> RECORDS FOR THIS TASK:
+++

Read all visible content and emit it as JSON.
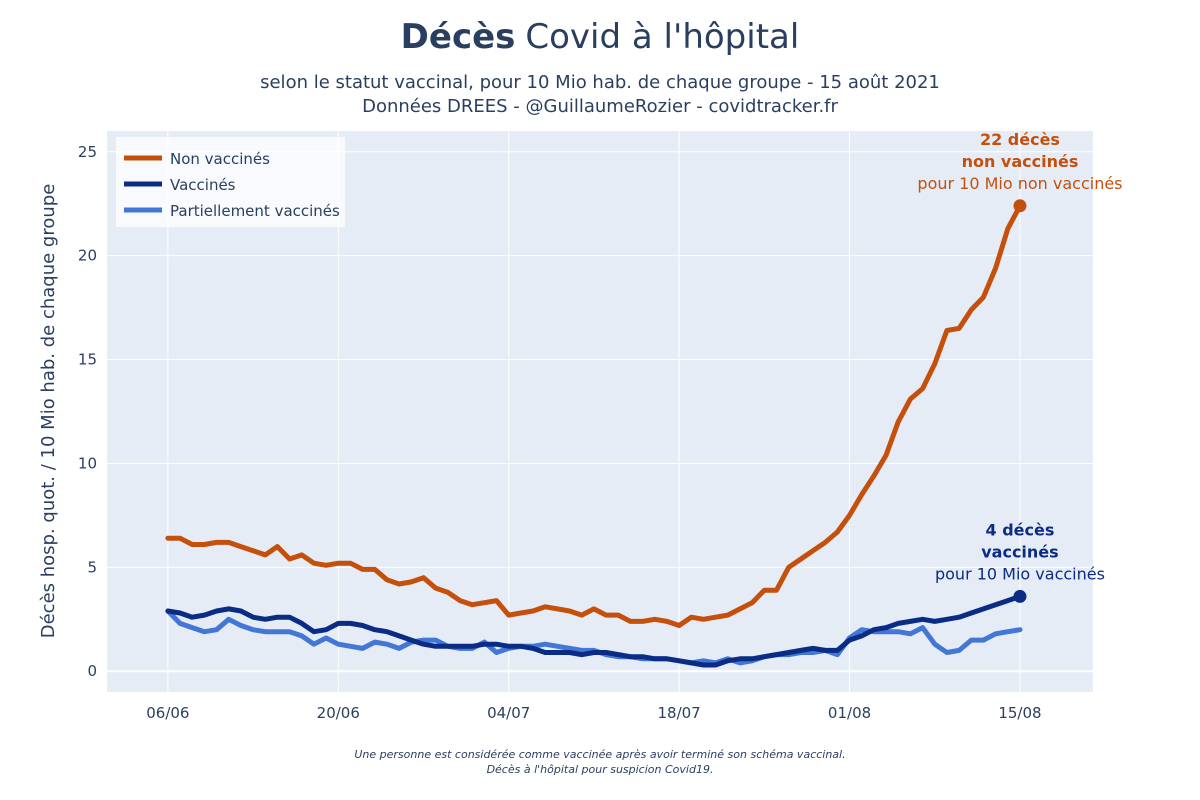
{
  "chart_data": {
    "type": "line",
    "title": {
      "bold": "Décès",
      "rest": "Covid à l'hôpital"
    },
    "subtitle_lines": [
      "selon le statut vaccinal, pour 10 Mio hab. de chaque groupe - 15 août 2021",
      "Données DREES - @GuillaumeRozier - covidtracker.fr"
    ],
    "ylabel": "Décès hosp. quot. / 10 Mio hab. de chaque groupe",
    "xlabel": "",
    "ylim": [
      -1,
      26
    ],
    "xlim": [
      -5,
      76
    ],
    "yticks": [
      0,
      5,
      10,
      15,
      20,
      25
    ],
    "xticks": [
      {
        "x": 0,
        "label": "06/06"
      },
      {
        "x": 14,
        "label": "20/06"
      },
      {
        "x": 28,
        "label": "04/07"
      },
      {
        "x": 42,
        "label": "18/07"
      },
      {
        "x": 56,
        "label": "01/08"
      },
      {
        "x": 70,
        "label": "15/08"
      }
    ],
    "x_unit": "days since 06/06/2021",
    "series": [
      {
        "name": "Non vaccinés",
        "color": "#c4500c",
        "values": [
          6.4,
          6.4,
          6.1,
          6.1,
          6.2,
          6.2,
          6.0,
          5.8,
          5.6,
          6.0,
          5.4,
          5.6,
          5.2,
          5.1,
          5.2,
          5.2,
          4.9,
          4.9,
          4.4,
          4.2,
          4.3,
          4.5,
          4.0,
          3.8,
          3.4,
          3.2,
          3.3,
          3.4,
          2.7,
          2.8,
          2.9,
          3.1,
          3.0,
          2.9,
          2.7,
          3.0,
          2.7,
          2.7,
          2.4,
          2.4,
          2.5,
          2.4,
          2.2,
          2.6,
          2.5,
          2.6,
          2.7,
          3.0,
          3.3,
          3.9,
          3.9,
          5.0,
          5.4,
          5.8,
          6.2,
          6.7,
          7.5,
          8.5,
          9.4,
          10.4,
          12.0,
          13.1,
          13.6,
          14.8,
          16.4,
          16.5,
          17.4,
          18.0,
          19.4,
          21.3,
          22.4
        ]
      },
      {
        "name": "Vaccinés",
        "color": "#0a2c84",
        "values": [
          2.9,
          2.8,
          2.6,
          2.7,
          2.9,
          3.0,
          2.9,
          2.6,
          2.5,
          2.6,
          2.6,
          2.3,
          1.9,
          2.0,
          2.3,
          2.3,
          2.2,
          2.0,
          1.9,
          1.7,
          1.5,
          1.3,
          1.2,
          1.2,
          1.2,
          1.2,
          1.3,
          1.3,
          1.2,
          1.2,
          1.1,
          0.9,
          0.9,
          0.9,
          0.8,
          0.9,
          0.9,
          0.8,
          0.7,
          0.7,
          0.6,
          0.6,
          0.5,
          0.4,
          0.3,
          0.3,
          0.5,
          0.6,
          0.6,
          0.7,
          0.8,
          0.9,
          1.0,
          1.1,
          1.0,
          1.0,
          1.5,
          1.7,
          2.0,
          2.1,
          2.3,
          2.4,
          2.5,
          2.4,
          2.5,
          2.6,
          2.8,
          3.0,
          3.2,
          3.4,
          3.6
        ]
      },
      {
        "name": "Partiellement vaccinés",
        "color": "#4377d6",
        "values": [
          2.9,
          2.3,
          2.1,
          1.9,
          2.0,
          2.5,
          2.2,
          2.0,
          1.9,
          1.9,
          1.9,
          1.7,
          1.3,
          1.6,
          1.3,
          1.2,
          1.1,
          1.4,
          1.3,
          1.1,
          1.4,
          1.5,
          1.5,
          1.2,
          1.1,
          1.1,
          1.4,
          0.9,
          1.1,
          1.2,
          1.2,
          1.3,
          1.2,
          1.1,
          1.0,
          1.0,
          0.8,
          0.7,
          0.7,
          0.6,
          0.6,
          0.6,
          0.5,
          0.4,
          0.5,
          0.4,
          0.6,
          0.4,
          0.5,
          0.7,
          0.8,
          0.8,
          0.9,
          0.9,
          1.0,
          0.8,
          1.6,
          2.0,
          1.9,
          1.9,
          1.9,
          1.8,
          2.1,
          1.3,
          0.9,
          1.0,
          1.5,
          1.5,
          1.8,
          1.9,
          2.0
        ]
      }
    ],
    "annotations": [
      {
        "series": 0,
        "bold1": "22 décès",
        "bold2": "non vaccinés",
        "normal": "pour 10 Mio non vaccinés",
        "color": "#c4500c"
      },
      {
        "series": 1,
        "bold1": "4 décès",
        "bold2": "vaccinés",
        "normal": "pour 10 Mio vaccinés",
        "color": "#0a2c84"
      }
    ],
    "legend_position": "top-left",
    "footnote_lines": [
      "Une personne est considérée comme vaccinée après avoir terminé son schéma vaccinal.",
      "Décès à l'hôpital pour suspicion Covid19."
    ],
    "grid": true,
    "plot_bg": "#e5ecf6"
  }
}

+++

> EXERCISE PROMPT: Without including the pictures, return each record above exactly as it stands.

> REPLY:
Read all visible content and emit it as JSON.
{
  "chart_data": {
    "type": "line",
    "title": {
      "bold": "Décès",
      "rest": "Covid à l'hôpital"
    },
    "subtitle_lines": [
      "selon le statut vaccinal, pour 10 Mio hab. de chaque groupe - 15 août 2021",
      "Données DREES - @GuillaumeRozier - covidtracker.fr"
    ],
    "ylabel": "Décès hosp. quot. / 10 Mio hab. de chaque groupe",
    "xlabel": "",
    "ylim": [
      -1,
      26
    ],
    "xlim": [
      -5,
      76
    ],
    "yticks": [
      0,
      5,
      10,
      15,
      20,
      25
    ],
    "xticks": [
      {
        "x": 0,
        "label": "06/06"
      },
      {
        "x": 14,
        "label": "20/06"
      },
      {
        "x": 28,
        "label": "04/07"
      },
      {
        "x": 42,
        "label": "18/07"
      },
      {
        "x": 56,
        "label": "01/08"
      },
      {
        "x": 70,
        "label": "15/08"
      }
    ],
    "x_unit": "days since 06/06/2021",
    "series": [
      {
        "name": "Non vaccinés",
        "color": "#c4500c",
        "values": [
          6.4,
          6.4,
          6.1,
          6.1,
          6.2,
          6.2,
          6.0,
          5.8,
          5.6,
          6.0,
          5.4,
          5.6,
          5.2,
          5.1,
          5.2,
          5.2,
          4.9,
          4.9,
          4.4,
          4.2,
          4.3,
          4.5,
          4.0,
          3.8,
          3.4,
          3.2,
          3.3,
          3.4,
          2.7,
          2.8,
          2.9,
          3.1,
          3.0,
          2.9,
          2.7,
          3.0,
          2.7,
          2.7,
          2.4,
          2.4,
          2.5,
          2.4,
          2.2,
          2.6,
          2.5,
          2.6,
          2.7,
          3.0,
          3.3,
          3.9,
          3.9,
          5.0,
          5.4,
          5.8,
          6.2,
          6.7,
          7.5,
          8.5,
          9.4,
          10.4,
          12.0,
          13.1,
          13.6,
          14.8,
          16.4,
          16.5,
          17.4,
          18.0,
          19.4,
          21.3,
          22.4
        ]
      },
      {
        "name": "Vaccinés",
        "color": "#0a2c84",
        "values": [
          2.9,
          2.8,
          2.6,
          2.7,
          2.9,
          3.0,
          2.9,
          2.6,
          2.5,
          2.6,
          2.6,
          2.3,
          1.9,
          2.0,
          2.3,
          2.3,
          2.2,
          2.0,
          1.9,
          1.7,
          1.5,
          1.3,
          1.2,
          1.2,
          1.2,
          1.2,
          1.3,
          1.3,
          1.2,
          1.2,
          1.1,
          0.9,
          0.9,
          0.9,
          0.8,
          0.9,
          0.9,
          0.8,
          0.7,
          0.7,
          0.6,
          0.6,
          0.5,
          0.4,
          0.3,
          0.3,
          0.5,
          0.6,
          0.6,
          0.7,
          0.8,
          0.9,
          1.0,
          1.1,
          1.0,
          1.0,
          1.5,
          1.7,
          2.0,
          2.1,
          2.3,
          2.4,
          2.5,
          2.4,
          2.5,
          2.6,
          2.8,
          3.0,
          3.2,
          3.4,
          3.6
        ]
      },
      {
        "name": "Partiellement vaccinés",
        "color": "#4377d6",
        "values": [
          2.9,
          2.3,
          2.1,
          1.9,
          2.0,
          2.5,
          2.2,
          2.0,
          1.9,
          1.9,
          1.9,
          1.7,
          1.3,
          1.6,
          1.3,
          1.2,
          1.1,
          1.4,
          1.3,
          1.1,
          1.4,
          1.5,
          1.5,
          1.2,
          1.1,
          1.1,
          1.4,
          0.9,
          1.1,
          1.2,
          1.2,
          1.3,
          1.2,
          1.1,
          1.0,
          1.0,
          0.8,
          0.7,
          0.7,
          0.6,
          0.6,
          0.6,
          0.5,
          0.4,
          0.5,
          0.4,
          0.6,
          0.4,
          0.5,
          0.7,
          0.8,
          0.8,
          0.9,
          0.9,
          1.0,
          0.8,
          1.6,
          2.0,
          1.9,
          1.9,
          1.9,
          1.8,
          2.1,
          1.3,
          0.9,
          1.0,
          1.5,
          1.5,
          1.8,
          1.9,
          2.0
        ]
      }
    ],
    "annotations": [
      {
        "series": 0,
        "bold1": "22 décès",
        "bold2": "non vaccinés",
        "normal": "pour 10 Mio non vaccinés",
        "color": "#c4500c"
      },
      {
        "series": 1,
        "bold1": "4 décès",
        "bold2": "vaccinés",
        "normal": "pour 10 Mio vaccinés",
        "color": "#0a2c84"
      }
    ],
    "legend_position": "top-left",
    "footnote_lines": [
      "Une personne est considérée comme vaccinée après avoir terminé son schéma vaccinal.",
      "Décès à l'hôpital pour suspicion Covid19."
    ],
    "grid": true,
    "plot_bg": "#e5ecf6"
  }
}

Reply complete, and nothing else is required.